SHORT EXERCISE: Below is a listing to transcribe in full and exactly; keep the pictures out.
————————
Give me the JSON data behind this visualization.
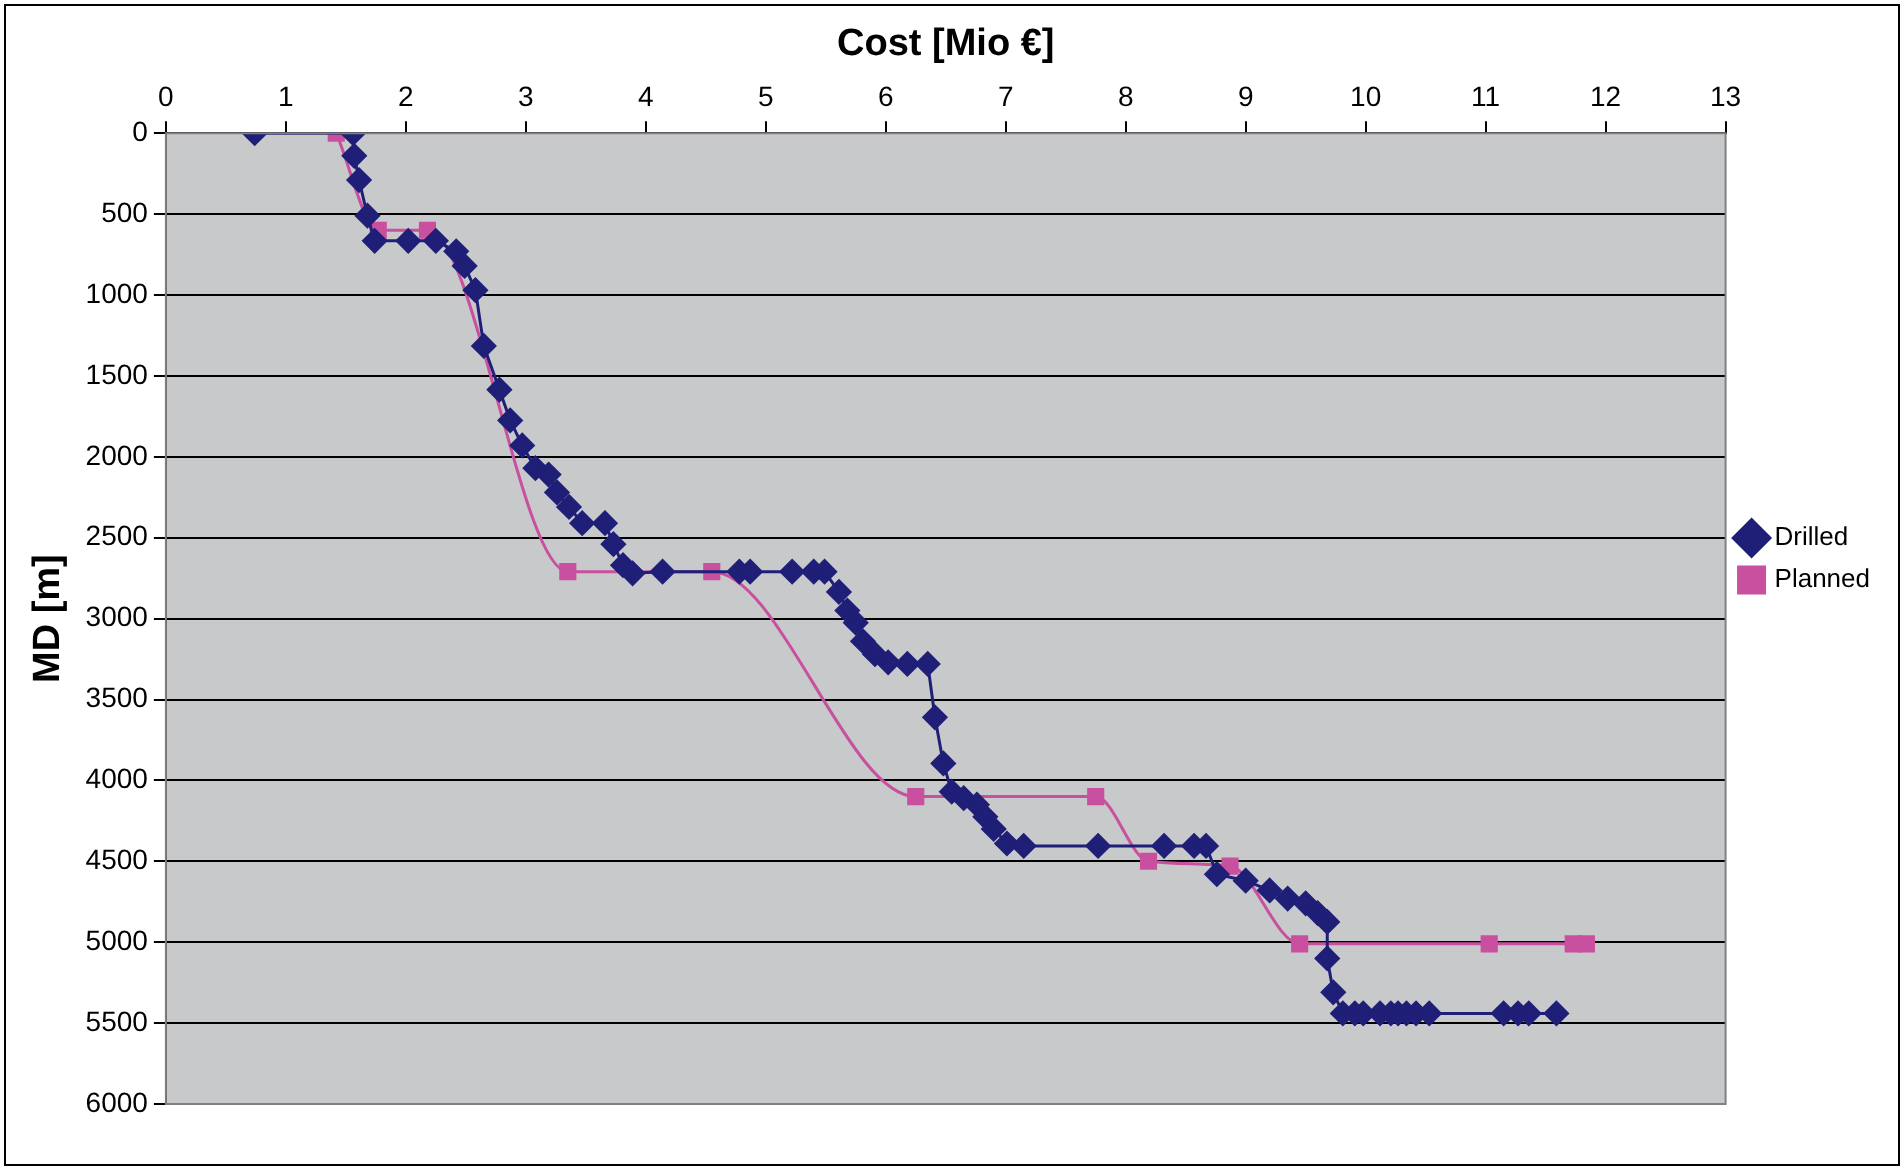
{
  "chart_data": {
    "type": "line",
    "xlabel": "Cost [Mio €]",
    "ylabel": "MD [m]",
    "xlim": [
      0,
      13
    ],
    "xticks": [
      0,
      1,
      2,
      3,
      4,
      5,
      6,
      7,
      8,
      9,
      10,
      11,
      12,
      13
    ],
    "ylim": [
      6000,
      0
    ],
    "yticks": [
      0,
      500,
      1000,
      1500,
      2000,
      2500,
      3000,
      3500,
      4000,
      4500,
      5000,
      5500,
      6000
    ],
    "grid": "y",
    "legend": "right",
    "series": [
      {
        "name": "Drilled",
        "color": "#1f1f78",
        "marker": "diamond",
        "x": [
          0.74,
          1.56,
          1.57,
          1.61,
          1.68,
          1.74,
          2.02,
          2.25,
          2.42,
          2.49,
          2.58,
          2.65,
          2.78,
          2.87,
          2.97,
          3.08,
          3.19,
          3.26,
          3.36,
          3.47,
          3.66,
          3.73,
          3.81,
          3.89,
          4.14,
          4.78,
          4.87,
          5.22,
          5.4,
          5.49,
          5.61,
          5.68,
          5.75,
          5.81,
          5.91,
          6.02,
          6.18,
          6.35,
          6.41,
          6.48,
          6.55,
          6.65,
          6.76,
          6.83,
          6.9,
          7.01,
          7.15,
          7.77,
          8.32,
          8.57,
          8.67,
          8.76,
          9.0,
          9.2,
          9.35,
          9.5,
          9.6,
          9.68,
          9.68,
          9.73,
          9.81,
          9.91,
          9.98,
          10.12,
          10.21,
          10.27,
          10.34,
          10.42,
          10.53,
          11.15,
          11.27,
          11.36,
          11.59
        ],
        "values": [
          0,
          0,
          140,
          290,
          510,
          665,
          665,
          665,
          730,
          820,
          970,
          1315,
          1585,
          1775,
          1930,
          2070,
          2110,
          2220,
          2310,
          2410,
          2410,
          2540,
          2670,
          2720,
          2710,
          2710,
          2710,
          2710,
          2710,
          2710,
          2835,
          2950,
          3025,
          3140,
          3220,
          3270,
          3280,
          3280,
          3610,
          3895,
          4070,
          4110,
          4150,
          4225,
          4300,
          4390,
          4405,
          4405,
          4405,
          4405,
          4405,
          4580,
          4620,
          4680,
          4730,
          4760,
          4820,
          4875,
          5100,
          5310,
          5440,
          5440,
          5440,
          5440,
          5440,
          5440,
          5440,
          5440,
          5440,
          5440,
          5440,
          5440,
          5440
        ]
      },
      {
        "name": "Planned",
        "color": "#c8509e",
        "marker": "square",
        "x": [
          1.42,
          1.77,
          2.18,
          3.35,
          4.55,
          6.25,
          7.75,
          8.19,
          8.87,
          9.45,
          11.03,
          11.73,
          11.84
        ],
        "values": [
          0,
          600,
          600,
          2710,
          2710,
          4100,
          4100,
          4500,
          4530,
          5010,
          5010,
          5010,
          5010
        ]
      }
    ]
  }
}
————————
IN RESPONSE:
Give me the JSON data behind this visualization.
{
  "chart_data": {
    "type": "line",
    "xlabel": "Cost [Mio €]",
    "ylabel": "MD [m]",
    "xlim": [
      0,
      13
    ],
    "xticks": [
      0,
      1,
      2,
      3,
      4,
      5,
      6,
      7,
      8,
      9,
      10,
      11,
      12,
      13
    ],
    "ylim": [
      6000,
      0
    ],
    "yticks": [
      0,
      500,
      1000,
      1500,
      2000,
      2500,
      3000,
      3500,
      4000,
      4500,
      5000,
      5500,
      6000
    ],
    "grid": "y",
    "legend": "right",
    "series": [
      {
        "name": "Drilled",
        "color": "#1f1f78",
        "marker": "diamond",
        "x": [
          0.74,
          1.56,
          1.57,
          1.61,
          1.68,
          1.74,
          2.02,
          2.25,
          2.42,
          2.49,
          2.58,
          2.65,
          2.78,
          2.87,
          2.97,
          3.08,
          3.19,
          3.26,
          3.36,
          3.47,
          3.66,
          3.73,
          3.81,
          3.89,
          4.14,
          4.78,
          4.87,
          5.22,
          5.4,
          5.49,
          5.61,
          5.68,
          5.75,
          5.81,
          5.91,
          6.02,
          6.18,
          6.35,
          6.41,
          6.48,
          6.55,
          6.65,
          6.76,
          6.83,
          6.9,
          7.01,
          7.15,
          7.77,
          8.32,
          8.57,
          8.67,
          8.76,
          9.0,
          9.2,
          9.35,
          9.5,
          9.6,
          9.68,
          9.68,
          9.73,
          9.81,
          9.91,
          9.98,
          10.12,
          10.21,
          10.27,
          10.34,
          10.42,
          10.53,
          11.15,
          11.27,
          11.36,
          11.59
        ],
        "values": [
          0,
          0,
          140,
          290,
          510,
          665,
          665,
          665,
          730,
          820,
          970,
          1315,
          1585,
          1775,
          1930,
          2070,
          2110,
          2220,
          2310,
          2410,
          2410,
          2540,
          2670,
          2720,
          2710,
          2710,
          2710,
          2710,
          2710,
          2710,
          2835,
          2950,
          3025,
          3140,
          3220,
          3270,
          3280,
          3280,
          3610,
          3895,
          4070,
          4110,
          4150,
          4225,
          4300,
          4390,
          4405,
          4405,
          4405,
          4405,
          4405,
          4580,
          4620,
          4680,
          4730,
          4760,
          4820,
          4875,
          5100,
          5310,
          5440,
          5440,
          5440,
          5440,
          5440,
          5440,
          5440,
          5440,
          5440,
          5440,
          5440,
          5440,
          5440
        ]
      },
      {
        "name": "Planned",
        "color": "#c8509e",
        "marker": "square",
        "x": [
          1.42,
          1.77,
          2.18,
          3.35,
          4.55,
          6.25,
          7.75,
          8.19,
          8.87,
          9.45,
          11.03,
          11.73,
          11.84
        ],
        "values": [
          0,
          600,
          600,
          2710,
          2710,
          4100,
          4100,
          4500,
          4530,
          5010,
          5010,
          5010,
          5010
        ]
      }
    ]
  }
}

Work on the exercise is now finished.